(begin)

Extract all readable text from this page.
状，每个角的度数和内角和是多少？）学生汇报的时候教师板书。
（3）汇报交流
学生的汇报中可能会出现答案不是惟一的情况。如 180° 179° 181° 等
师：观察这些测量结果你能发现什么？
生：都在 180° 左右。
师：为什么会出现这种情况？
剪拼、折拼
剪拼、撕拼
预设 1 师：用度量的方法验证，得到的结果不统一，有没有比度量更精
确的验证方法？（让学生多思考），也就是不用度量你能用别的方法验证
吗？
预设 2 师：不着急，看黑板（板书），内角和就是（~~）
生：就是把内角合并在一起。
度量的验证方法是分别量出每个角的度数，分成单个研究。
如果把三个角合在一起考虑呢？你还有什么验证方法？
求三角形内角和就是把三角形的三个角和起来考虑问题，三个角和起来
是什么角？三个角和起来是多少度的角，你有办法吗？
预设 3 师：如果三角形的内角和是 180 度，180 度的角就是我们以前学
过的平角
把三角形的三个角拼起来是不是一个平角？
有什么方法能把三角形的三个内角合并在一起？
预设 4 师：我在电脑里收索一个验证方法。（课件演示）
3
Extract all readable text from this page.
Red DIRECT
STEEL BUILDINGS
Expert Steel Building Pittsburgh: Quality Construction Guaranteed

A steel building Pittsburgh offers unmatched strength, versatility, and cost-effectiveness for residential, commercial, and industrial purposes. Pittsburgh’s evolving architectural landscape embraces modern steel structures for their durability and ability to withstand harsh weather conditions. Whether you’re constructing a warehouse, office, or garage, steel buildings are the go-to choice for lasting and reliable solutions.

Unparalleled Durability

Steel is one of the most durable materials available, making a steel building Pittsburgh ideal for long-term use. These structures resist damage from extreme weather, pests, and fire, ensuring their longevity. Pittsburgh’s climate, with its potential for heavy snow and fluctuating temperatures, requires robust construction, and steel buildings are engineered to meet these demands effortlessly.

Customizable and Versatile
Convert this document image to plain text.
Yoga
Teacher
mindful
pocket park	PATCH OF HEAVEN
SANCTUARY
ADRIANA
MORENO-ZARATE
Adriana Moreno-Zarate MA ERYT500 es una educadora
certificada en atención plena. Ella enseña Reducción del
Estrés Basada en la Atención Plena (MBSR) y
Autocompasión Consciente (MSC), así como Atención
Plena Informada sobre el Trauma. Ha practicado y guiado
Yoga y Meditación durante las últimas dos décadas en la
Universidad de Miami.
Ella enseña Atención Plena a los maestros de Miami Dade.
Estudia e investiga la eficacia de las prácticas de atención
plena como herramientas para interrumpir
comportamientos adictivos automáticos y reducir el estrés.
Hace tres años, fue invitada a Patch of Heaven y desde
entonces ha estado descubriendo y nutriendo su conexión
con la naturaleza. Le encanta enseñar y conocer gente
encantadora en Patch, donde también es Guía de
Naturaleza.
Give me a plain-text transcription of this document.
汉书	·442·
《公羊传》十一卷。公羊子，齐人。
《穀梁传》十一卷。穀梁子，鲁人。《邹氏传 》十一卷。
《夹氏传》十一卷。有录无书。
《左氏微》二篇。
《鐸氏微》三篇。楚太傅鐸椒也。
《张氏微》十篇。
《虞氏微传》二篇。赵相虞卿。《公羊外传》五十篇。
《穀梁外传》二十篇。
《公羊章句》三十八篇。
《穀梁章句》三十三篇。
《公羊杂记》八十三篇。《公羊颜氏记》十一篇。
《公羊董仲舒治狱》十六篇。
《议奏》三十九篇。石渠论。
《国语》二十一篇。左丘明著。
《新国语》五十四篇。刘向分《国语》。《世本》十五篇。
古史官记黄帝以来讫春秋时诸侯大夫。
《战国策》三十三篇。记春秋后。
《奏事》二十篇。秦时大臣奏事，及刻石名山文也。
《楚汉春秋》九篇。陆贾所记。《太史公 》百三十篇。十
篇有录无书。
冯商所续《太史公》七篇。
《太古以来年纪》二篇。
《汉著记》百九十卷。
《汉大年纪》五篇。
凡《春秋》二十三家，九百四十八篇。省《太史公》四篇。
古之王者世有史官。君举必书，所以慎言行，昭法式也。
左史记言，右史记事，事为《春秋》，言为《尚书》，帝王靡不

(end)

- **Exercise directions**: Copy out all lines where the word "como" appears.

- **Written solution**:
Autocompasión Consciente (MSC), así como Atención
plena como herramientas para interrumpir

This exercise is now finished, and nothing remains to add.